◆ WHAT THE EXERCISE ASKS ◆
Print the records below exactly as they appear.

◆ AVAILABLE RECORDS ◆
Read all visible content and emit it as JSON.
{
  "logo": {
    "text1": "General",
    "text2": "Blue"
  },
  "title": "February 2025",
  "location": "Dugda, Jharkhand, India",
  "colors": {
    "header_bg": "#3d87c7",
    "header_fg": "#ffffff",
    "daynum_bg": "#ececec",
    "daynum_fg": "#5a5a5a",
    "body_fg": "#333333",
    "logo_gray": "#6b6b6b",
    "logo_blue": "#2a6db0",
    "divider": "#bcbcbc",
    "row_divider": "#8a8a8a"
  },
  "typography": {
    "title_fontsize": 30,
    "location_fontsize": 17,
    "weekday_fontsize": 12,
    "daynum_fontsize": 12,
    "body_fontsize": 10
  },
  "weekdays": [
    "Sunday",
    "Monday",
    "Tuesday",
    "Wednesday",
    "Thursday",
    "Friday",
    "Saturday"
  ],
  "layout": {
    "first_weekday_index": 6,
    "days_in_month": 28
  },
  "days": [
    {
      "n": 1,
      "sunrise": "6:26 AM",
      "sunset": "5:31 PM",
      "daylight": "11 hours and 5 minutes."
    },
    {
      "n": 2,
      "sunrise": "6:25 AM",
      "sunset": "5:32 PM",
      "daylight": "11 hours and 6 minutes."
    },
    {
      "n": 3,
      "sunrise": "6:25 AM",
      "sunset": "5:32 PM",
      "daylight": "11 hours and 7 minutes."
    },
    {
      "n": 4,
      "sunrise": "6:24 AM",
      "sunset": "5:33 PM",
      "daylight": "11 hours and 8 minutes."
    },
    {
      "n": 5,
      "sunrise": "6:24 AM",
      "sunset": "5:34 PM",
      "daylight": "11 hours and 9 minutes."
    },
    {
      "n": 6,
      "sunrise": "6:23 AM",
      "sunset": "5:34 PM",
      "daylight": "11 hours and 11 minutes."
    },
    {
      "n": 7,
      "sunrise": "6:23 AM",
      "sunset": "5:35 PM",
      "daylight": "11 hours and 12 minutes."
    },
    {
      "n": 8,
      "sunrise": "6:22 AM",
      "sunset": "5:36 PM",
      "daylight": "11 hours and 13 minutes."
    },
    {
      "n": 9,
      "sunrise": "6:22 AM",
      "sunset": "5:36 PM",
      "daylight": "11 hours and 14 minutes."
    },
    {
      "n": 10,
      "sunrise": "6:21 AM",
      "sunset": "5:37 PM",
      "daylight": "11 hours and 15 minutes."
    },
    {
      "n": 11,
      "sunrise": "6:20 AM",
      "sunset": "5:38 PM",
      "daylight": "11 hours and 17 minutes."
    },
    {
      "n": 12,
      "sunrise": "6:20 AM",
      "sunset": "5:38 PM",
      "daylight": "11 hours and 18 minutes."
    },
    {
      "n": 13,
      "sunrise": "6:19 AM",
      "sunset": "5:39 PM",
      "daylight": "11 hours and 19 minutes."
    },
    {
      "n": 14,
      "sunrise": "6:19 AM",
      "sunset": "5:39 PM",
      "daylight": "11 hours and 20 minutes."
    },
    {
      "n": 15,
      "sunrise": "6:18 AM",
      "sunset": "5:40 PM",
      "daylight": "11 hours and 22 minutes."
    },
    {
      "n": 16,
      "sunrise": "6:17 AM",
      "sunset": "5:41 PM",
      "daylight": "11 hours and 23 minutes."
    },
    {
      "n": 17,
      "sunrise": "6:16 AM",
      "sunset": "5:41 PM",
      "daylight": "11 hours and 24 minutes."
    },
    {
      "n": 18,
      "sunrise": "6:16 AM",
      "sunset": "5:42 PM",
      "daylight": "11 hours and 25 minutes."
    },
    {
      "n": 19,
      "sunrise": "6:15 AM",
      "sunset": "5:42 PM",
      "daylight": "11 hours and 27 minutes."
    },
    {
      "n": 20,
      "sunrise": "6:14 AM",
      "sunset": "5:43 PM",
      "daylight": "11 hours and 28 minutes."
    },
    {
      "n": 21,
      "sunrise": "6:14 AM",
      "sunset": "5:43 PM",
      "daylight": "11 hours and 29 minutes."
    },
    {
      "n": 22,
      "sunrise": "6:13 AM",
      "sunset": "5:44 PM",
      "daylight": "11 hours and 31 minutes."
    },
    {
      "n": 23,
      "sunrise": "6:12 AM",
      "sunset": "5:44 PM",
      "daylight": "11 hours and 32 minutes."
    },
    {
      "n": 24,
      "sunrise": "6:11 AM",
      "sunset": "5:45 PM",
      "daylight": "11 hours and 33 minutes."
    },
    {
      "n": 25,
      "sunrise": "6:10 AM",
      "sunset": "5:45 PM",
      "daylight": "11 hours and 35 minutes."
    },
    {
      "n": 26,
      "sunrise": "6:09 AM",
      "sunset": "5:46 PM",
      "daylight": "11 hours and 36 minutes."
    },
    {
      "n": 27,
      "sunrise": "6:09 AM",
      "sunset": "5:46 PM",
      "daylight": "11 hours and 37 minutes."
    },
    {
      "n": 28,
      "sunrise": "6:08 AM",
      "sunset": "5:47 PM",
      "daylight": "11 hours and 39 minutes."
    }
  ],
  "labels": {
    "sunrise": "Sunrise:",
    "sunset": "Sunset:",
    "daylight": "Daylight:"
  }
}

◆ ANSWER IN FULL ◆
Read all visible content and emit it as JSON.
{
  "logo": {
    "text1": "General",
    "text2": "Blue"
  },
  "title": "February 2025",
  "location": "Dugda, Jharkhand, India",
  "colors": {
    "header_bg": "#3d87c7",
    "header_fg": "#ffffff",
    "daynum_bg": "#ececec",
    "daynum_fg": "#5a5a5a",
    "body_fg": "#333333",
    "logo_gray": "#6b6b6b",
    "logo_blue": "#2a6db0",
    "divider": "#bcbcbc",
    "row_divider": "#8a8a8a"
  },
  "typography": {
    "title_fontsize": 30,
    "location_fontsize": 17,
    "weekday_fontsize": 12,
    "daynum_fontsize": 12,
    "body_fontsize": 10
  },
  "weekdays": [
    "Sunday",
    "Monday",
    "Tuesday",
    "Wednesday",
    "Thursday",
    "Friday",
    "Saturday"
  ],
  "layout": {
    "first_weekday_index": 6,
    "days_in_month": 28
  },
  "days": [
    {
      "n": 1,
      "sunrise": "6:26 AM",
      "sunset": "5:31 PM",
      "daylight": "11 hours and 5 minutes."
    },
    {
      "n": 2,
      "sunrise": "6:25 AM",
      "sunset": "5:32 PM",
      "daylight": "11 hours and 6 minutes."
    },
    {
      "n": 3,
      "sunrise": "6:25 AM",
      "sunset": "5:32 PM",
      "daylight": "11 hours and 7 minutes."
    },
    {
      "n": 4,
      "sunrise": "6:24 AM",
      "sunset": "5:33 PM",
      "daylight": "11 hours and 8 minutes."
    },
    {
      "n": 5,
      "sunrise": "6:24 AM",
      "sunset": "5:34 PM",
      "daylight": "11 hours and 9 minutes."
    },
    {
      "n": 6,
      "sunrise": "6:23 AM",
      "sunset": "5:34 PM",
      "daylight": "11 hours and 11 minutes."
    },
    {
      "n": 7,
      "sunrise": "6:23 AM",
      "sunset": "5:35 PM",
      "daylight": "11 hours and 12 minutes."
    },
    {
      "n": 8,
      "sunrise": "6:22 AM",
      "sunset": "5:36 PM",
      "daylight": "11 hours and 13 minutes."
    },
    {
      "n": 9,
      "sunrise": "6:22 AM",
      "sunset": "5:36 PM",
      "daylight": "11 hours and 14 minutes."
    },
    {
      "n": 10,
      "sunrise": "6:21 AM",
      "sunset": "5:37 PM",
      "daylight": "11 hours and 15 minutes."
    },
    {
      "n": 11,
      "sunrise": "6:20 AM",
      "sunset": "5:38 PM",
      "daylight": "11 hours and 17 minutes."
    },
    {
      "n": 12,
      "sunrise": "6:20 AM",
      "sunset": "5:38 PM",
      "daylight": "11 hours and 18 minutes."
    },
    {
      "n": 13,
      "sunrise": "6:19 AM",
      "sunset": "5:39 PM",
      "daylight": "11 hours and 19 minutes."
    },
    {
      "n": 14,
      "sunrise": "6:19 AM",
      "sunset": "5:39 PM",
      "daylight": "11 hours and 20 minutes."
    },
    {
      "n": 15,
      "sunrise": "6:18 AM",
      "sunset": "5:40 PM",
      "daylight": "11 hours and 22 minutes."
    },
    {
      "n": 16,
      "sunrise": "6:17 AM",
      "sunset": "5:41 PM",
      "daylight": "11 hours and 23 minutes."
    },
    {
      "n": 17,
      "sunrise": "6:16 AM",
      "sunset": "5:41 PM",
      "daylight": "11 hours and 24 minutes."
    },
    {
      "n": 18,
      "sunrise": "6:16 AM",
      "sunset": "5:42 PM",
      "daylight": "11 hours and 25 minutes."
    },
    {
      "n": 19,
      "sunrise": "6:15 AM",
      "sunset": "5:42 PM",
      "daylight": "11 hours and 27 minutes."
    },
    {
      "n": 20,
      "sunrise": "6:14 AM",
      "sunset": "5:43 PM",
      "daylight": "11 hours and 28 minutes."
    },
    {
      "n": 21,
      "sunrise": "6:14 AM",
      "sunset": "5:43 PM",
      "daylight": "11 hours and 29 minutes."
    },
    {
      "n": 22,
      "sunrise": "6:13 AM",
      "sunset": "5:44 PM",
      "daylight": "11 hours and 31 minutes."
    },
    {
      "n": 23,
      "sunrise": "6:12 AM",
      "sunset": "5:44 PM",
      "daylight": "11 hours and 32 minutes."
    },
    {
      "n": 24,
      "sunrise": "6:11 AM",
      "sunset": "5:45 PM",
      "daylight": "11 hours and 33 minutes."
    },
    {
      "n": 25,
      "sunrise": "6:10 AM",
      "sunset": "5:45 PM",
      "daylight": "11 hours and 35 minutes."
    },
    {
      "n": 26,
      "sunrise": "6:09 AM",
      "sunset": "5:46 PM",
      "daylight": "11 hours and 36 minutes."
    },
    {
      "n": 27,
      "sunrise": "6:09 AM",
      "sunset": "5:46 PM",
      "daylight": "11 hours and 37 minutes."
    },
    {
      "n": 28,
      "sunrise": "6:08 AM",
      "sunset": "5:47 PM",
      "daylight": "11 hours and 39 minutes."
    }
  ],
  "labels": {
    "sunrise": "Sunrise:",
    "sunset": "Sunset:",
    "daylight": "Daylight:"
  }
}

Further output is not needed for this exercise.